##### Fragmento citado

La zódiac lleva a los pasajeros del Ventus Australis al pie del glaciar. Obligado: los gruesos chalecos salvavidas.

Tras una larga e incierta espera, a las siete de la mañana llega por fin el anuncio oficial por megafonía: «Desgraciadamente, no podemos desembarcar debido al viento de fuerza 14» (Nota de la redacción: Esto corresponde a una velocidad del viento de 150 km/h; la máxima jamás medida aquí es de 185 km/h).

Así que todos nos reunimos en cubierta para fotografiar el extraordinario paisaje. Me agarro con fuerza a la barandilla para mantenerme en pie. A mi alrededor, el viento arranca las gorras de mis compañeros de viaje. A lo lejos divisamos el moderno monumento dedicado a todos esos marineros que murieron en las implacables olas del cabo de Hornos: las alas estilizadas de un albatros, ya que, según la leyenda, los hombres que murieron aquí se convirtieron en pájaros.

Pasado un rato, invertimos el rumbo para dirigirnos hacia el canal de Beagle. Agotados por el fuerte viento y hambrientos, a las ocho acudimos al comedor Patagonia para desayunar. Unas horas más tarde desembarcamos en la tranquila bahía de Wulaia, situada un poco más al norte. Aquí vivía antiguamente la tribu indígena más importante, los yámana: un pueblo nómada y marinero, famoso sobre todo por sus canoas de abedul, que utilizaban para pescar y cazar lobos marinos. Debido a que siempre llevaban fuego consigo, los navegantes bautizaron el archipiélago con el nombre de Tierra del Fuego. Los yámana se extinguieron definitivamente a finales del siglo XIX, en parte por la persecución de los conquistadores europeos, en parte por las diversas epidemias que estos importaron.

La bahía de Wulaia fue antaño el hogar de la mayor concentración de yámanas, un pueblo nómada marinero. Solía llevar fuego en sus canoas, de ahí el nombre Tierra del Fuego.

##########
##### Conjunto de datos

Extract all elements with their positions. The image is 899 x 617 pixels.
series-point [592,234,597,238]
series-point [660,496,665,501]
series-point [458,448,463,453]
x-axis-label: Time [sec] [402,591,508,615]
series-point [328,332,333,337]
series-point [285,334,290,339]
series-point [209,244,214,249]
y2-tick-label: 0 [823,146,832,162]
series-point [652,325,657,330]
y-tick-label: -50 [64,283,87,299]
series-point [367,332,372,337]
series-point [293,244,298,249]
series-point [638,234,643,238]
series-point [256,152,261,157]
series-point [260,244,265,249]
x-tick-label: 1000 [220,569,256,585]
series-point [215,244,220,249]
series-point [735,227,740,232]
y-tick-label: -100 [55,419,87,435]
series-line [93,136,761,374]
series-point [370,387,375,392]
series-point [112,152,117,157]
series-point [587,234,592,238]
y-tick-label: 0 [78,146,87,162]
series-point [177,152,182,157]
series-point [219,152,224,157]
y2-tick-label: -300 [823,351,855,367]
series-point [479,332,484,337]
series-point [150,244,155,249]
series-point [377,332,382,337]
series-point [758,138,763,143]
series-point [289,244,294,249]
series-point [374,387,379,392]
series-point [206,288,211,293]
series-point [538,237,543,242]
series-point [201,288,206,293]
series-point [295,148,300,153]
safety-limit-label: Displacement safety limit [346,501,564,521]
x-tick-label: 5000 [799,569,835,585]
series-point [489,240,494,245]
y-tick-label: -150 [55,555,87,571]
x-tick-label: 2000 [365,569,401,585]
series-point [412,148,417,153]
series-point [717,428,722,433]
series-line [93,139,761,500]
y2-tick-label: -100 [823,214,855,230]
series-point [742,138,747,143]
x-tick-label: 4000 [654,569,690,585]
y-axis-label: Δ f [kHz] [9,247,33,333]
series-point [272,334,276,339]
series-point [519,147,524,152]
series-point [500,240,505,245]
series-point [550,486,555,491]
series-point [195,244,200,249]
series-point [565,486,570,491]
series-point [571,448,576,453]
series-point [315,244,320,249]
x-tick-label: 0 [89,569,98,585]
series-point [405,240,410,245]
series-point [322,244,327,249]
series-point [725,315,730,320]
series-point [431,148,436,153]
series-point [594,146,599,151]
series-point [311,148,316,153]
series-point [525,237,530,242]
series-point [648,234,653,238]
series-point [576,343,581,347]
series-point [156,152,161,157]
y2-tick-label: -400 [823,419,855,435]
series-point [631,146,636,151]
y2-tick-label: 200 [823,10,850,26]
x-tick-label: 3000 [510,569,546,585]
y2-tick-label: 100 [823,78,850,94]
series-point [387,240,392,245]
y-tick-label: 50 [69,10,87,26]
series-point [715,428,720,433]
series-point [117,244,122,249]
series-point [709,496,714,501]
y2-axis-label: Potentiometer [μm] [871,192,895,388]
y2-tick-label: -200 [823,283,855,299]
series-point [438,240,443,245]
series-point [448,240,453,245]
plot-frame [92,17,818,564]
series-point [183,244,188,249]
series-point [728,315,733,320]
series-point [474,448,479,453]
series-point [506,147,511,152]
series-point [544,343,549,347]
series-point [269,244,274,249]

##########

Partes del ejercicio >>
1. Según el fragmento citado, ¿por qué recibió el archipiélago el nombre de Tierra del Fuego? Responde en una a tres oraciones.
2. Transcribe el texto del fragmento citado entre «La bahía de Wulaia fue» y «nombre Tierra del Fuego.», ambos incluidos.

Respuestas por apartado >>
1. Los navegantes le dieron ese nombre porque los yámana, el pueblo nómada y marinero que vivía en la zona, siempre llevaban fuego consigo, también en sus canoas.

2.
La bahía de Wulaia fue antaño el hogar de la mayor concentración de yámanas, un pueblo nómada marinero. Solía llevar fuego en sus canoas, de ahí el nombre Tierra del Fuego.